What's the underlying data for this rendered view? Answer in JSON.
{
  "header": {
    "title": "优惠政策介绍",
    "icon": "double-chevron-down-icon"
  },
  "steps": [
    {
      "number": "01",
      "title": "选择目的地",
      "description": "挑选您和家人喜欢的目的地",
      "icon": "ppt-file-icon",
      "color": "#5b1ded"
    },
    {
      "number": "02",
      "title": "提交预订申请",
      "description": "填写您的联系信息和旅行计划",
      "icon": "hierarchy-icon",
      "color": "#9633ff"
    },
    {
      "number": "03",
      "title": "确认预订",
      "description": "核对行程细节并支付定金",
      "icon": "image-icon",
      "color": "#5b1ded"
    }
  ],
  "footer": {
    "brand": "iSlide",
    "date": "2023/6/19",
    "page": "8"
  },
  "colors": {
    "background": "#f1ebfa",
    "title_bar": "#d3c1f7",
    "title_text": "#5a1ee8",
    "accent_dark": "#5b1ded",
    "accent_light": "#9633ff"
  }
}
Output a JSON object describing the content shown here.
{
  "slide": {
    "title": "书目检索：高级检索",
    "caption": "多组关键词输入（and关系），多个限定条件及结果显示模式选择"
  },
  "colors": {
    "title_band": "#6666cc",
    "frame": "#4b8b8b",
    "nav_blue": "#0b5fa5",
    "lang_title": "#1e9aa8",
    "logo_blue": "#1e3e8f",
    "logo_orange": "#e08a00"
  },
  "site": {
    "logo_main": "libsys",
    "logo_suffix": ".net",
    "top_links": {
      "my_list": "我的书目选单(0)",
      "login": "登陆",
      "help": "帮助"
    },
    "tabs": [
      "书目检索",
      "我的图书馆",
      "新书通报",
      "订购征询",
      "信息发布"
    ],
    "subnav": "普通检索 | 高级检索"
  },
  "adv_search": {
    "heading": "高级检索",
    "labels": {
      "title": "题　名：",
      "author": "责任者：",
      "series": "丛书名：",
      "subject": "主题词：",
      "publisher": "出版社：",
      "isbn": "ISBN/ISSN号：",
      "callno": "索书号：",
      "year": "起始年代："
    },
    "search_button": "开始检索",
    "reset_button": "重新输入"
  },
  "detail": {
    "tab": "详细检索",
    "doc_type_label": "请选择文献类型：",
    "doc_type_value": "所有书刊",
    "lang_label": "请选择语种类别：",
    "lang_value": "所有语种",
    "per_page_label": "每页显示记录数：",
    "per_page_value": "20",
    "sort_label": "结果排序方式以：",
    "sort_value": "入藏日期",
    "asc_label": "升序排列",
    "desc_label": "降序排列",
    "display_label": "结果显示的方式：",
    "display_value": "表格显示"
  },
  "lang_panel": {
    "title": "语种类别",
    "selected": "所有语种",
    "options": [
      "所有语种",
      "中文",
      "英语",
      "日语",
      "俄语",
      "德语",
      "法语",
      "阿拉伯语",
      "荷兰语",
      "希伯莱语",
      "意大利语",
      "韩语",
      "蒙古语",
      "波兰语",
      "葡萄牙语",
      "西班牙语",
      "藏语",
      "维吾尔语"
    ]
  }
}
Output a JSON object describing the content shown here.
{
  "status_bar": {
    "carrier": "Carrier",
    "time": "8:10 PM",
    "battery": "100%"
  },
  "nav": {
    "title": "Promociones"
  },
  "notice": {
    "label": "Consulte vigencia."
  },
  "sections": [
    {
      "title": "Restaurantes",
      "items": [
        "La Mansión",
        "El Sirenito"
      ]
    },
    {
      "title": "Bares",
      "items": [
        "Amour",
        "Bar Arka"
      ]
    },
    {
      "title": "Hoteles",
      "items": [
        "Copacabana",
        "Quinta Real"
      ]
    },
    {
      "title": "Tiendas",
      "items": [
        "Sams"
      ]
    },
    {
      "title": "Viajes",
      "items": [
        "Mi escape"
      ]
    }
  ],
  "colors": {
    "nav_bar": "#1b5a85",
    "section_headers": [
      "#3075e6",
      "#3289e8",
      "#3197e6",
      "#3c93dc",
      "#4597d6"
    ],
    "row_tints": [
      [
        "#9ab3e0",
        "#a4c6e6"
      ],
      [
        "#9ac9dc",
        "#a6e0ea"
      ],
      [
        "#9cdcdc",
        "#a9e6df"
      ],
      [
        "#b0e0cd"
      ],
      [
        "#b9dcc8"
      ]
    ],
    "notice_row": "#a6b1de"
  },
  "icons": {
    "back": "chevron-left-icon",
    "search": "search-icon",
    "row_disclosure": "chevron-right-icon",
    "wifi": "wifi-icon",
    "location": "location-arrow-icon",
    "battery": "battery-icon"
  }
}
##########
→ **Directions**
Above are the records; retype them all without a single difference.

→ **Output below**
What's the underlying data for this rendered view? Answer in JSON.
{
  "header": {
    "title": "优惠政策介绍",
    "icon": "double-chevron-down-icon"
  },
  "steps": [
    {
      "number": "01",
      "title": "选择目的地",
      "description": "挑选您和家人喜欢的目的地",
      "icon": "ppt-file-icon",
      "color": "#5b1ded"
    },
    {
      "number": "02",
      "title": "提交预订申请",
      "description": "填写您的联系信息和旅行计划",
      "icon": "hierarchy-icon",
      "color": "#9633ff"
    },
    {
      "number": "03",
      "title": "确认预订",
      "description": "核对行程细节并支付定金",
      "icon": "image-icon",
      "color": "#5b1ded"
    }
  ],
  "footer": {
    "brand": "iSlide",
    "date": "2023/6/19",
    "page": "8"
  },
  "colors": {
    "background": "#f1ebfa",
    "title_bar": "#d3c1f7",
    "title_text": "#5a1ee8",
    "accent_dark": "#5b1ded",
    "accent_light": "#9633ff"
  }
}
Output a JSON object describing the content shown here.
{
  "slide": {
    "title": "书目检索：高级检索",
    "caption": "多组关键词输入（and关系），多个限定条件及结果显示模式选择"
  },
  "colors": {
    "title_band": "#6666cc",
    "frame": "#4b8b8b",
    "nav_blue": "#0b5fa5",
    "lang_title": "#1e9aa8",
    "logo_blue": "#1e3e8f",
    "logo_orange": "#e08a00"
  },
  "site": {
    "logo_main": "libsys",
    "logo_suffix": ".net",
    "top_links": {
      "my_list": "我的书目选单(0)",
      "login": "登陆",
      "help": "帮助"
    },
    "tabs": [
      "书目检索",
      "我的图书馆",
      "新书通报",
      "订购征询",
      "信息发布"
    ],
    "subnav": "普通检索 | 高级检索"
  },
  "adv_search": {
    "heading": "高级检索",
    "labels": {
      "title": "题　名：",
      "author": "责任者：",
      "series": "丛书名：",
      "subject": "主题词：",
      "publisher": "出版社：",
      "isbn": "ISBN/ISSN号：",
      "callno": "索书号：",
      "year": "起始年代："
    },
    "search_button": "开始检索",
    "reset_button": "重新输入"
  },
  "detail": {
    "tab": "详细检索",
    "doc_type_label": "请选择文献类型：",
    "doc_type_value": "所有书刊",
    "lang_label": "请选择语种类别：",
    "lang_value": "所有语种",
    "per_page_label": "每页显示记录数：",
    "per_page_value": "20",
    "sort_label": "结果排序方式以：",
    "sort_value": "入藏日期",
    "asc_label": "升序排列",
    "desc_label": "降序排列",
    "display_label": "结果显示的方式：",
    "display_value": "表格显示"
  },
  "lang_panel": {
    "title": "语种类别",
    "selected": "所有语种",
    "options": [
      "所有语种",
      "中文",
      "英语",
      "日语",
      "俄语",
      "德语",
      "法语",
      "阿拉伯语",
      "荷兰语",
      "希伯莱语",
      "意大利语",
      "韩语",
      "蒙古语",
      "波兰语",
      "葡萄牙语",
      "西班牙语",
      "藏语",
      "维吾尔语"
    ]
  }
}
Output a JSON object describing the content shown here.
{
  "status_bar": {
    "carrier": "Carrier",
    "time": "8:10 PM",
    "battery": "100%"
  },
  "nav": {
    "title": "Promociones"
  },
  "notice": {
    "label": "Consulte vigencia."
  },
  "sections": [
    {
      "title": "Restaurantes",
      "items": [
        "La Mansión",
        "El Sirenito"
      ]
    },
    {
      "title": "Bares",
      "items": [
        "Amour",
        "Bar Arka"
      ]
    },
    {
      "title": "Hoteles",
      "items": [
        "Copacabana",
        "Quinta Real"
      ]
    },
    {
      "title": "Tiendas",
      "items": [
        "Sams"
      ]
    },
    {
      "title": "Viajes",
      "items": [
        "Mi escape"
      ]
    }
  ],
  "colors": {
    "nav_bar": "#1b5a85",
    "section_headers": [
      "#3075e6",
      "#3289e8",
      "#3197e6",
      "#3c93dc",
      "#4597d6"
    ],
    "row_tints": [
      [
        "#9ab3e0",
        "#a4c6e6"
      ],
      [
        "#9ac9dc",
        "#a6e0ea"
      ],
      [
        "#9cdcdc",
        "#a9e6df"
      ],
      [
        "#b0e0cd"
      ],
      [
        "#b9dcc8"
      ]
    ],
    "notice_row": "#a6b1de"
  },
  "icons": {
    "back": "chevron-left-icon",
    "search": "search-icon",
    "row_disclosure": "chevron-right-icon",
    "wifi": "wifi-icon",
    "location": "location-arrow-icon",
    "battery": "battery-icon"
  }
}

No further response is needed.